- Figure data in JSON
------------------------------------------------

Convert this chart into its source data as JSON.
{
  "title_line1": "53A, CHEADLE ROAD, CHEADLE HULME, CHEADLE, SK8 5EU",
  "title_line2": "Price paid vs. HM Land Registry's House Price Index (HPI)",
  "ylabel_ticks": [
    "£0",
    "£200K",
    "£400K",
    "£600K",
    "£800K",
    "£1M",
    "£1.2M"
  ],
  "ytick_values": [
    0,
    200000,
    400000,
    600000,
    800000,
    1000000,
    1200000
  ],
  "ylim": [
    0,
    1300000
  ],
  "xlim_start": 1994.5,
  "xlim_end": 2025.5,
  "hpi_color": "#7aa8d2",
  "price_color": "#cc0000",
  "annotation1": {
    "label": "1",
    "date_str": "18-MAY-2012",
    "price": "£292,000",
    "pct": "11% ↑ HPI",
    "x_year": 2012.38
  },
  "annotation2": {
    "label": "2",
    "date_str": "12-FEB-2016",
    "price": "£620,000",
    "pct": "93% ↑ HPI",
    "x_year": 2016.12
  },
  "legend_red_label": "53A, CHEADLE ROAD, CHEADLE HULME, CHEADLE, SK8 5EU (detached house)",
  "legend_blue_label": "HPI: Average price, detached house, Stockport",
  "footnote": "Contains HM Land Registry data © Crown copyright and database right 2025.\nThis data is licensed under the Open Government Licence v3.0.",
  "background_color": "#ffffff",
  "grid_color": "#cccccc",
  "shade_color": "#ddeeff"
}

------------------------------------------------

- WHAT TO WORK ON
Reproduce the material exactly, with every line intact.

- ANSWER TO THE EXERCISE
Convert this chart into its source data as JSON.
{
  "title_line1": "53A, CHEADLE ROAD, CHEADLE HULME, CHEADLE, SK8 5EU",
  "title_line2": "Price paid vs. HM Land Registry's House Price Index (HPI)",
  "ylabel_ticks": [
    "£0",
    "£200K",
    "£400K",
    "£600K",
    "£800K",
    "£1M",
    "£1.2M"
  ],
  "ytick_values": [
    0,
    200000,
    400000,
    600000,
    800000,
    1000000,
    1200000
  ],
  "ylim": [
    0,
    1300000
  ],
  "xlim_start": 1994.5,
  "xlim_end": 2025.5,
  "hpi_color": "#7aa8d2",
  "price_color": "#cc0000",
  "annotation1": {
    "label": "1",
    "date_str": "18-MAY-2012",
    "price": "£292,000",
    "pct": "11% ↑ HPI",
    "x_year": 2012.38
  },
  "annotation2": {
    "label": "2",
    "date_str": "12-FEB-2016",
    "price": "£620,000",
    "pct": "93% ↑ HPI",
    "x_year": 2016.12
  },
  "legend_red_label": "53A, CHEADLE ROAD, CHEADLE HULME, CHEADLE, SK8 5EU (detached house)",
  "legend_blue_label": "HPI: Average price, detached house, Stockport",
  "footnote": "Contains HM Land Registry data © Crown copyright and database right 2025.\nThis data is licensed under the Open Government Licence v3.0.",
  "background_color": "#ffffff",
  "grid_color": "#cccccc",
  "shade_color": "#ddeeff"
}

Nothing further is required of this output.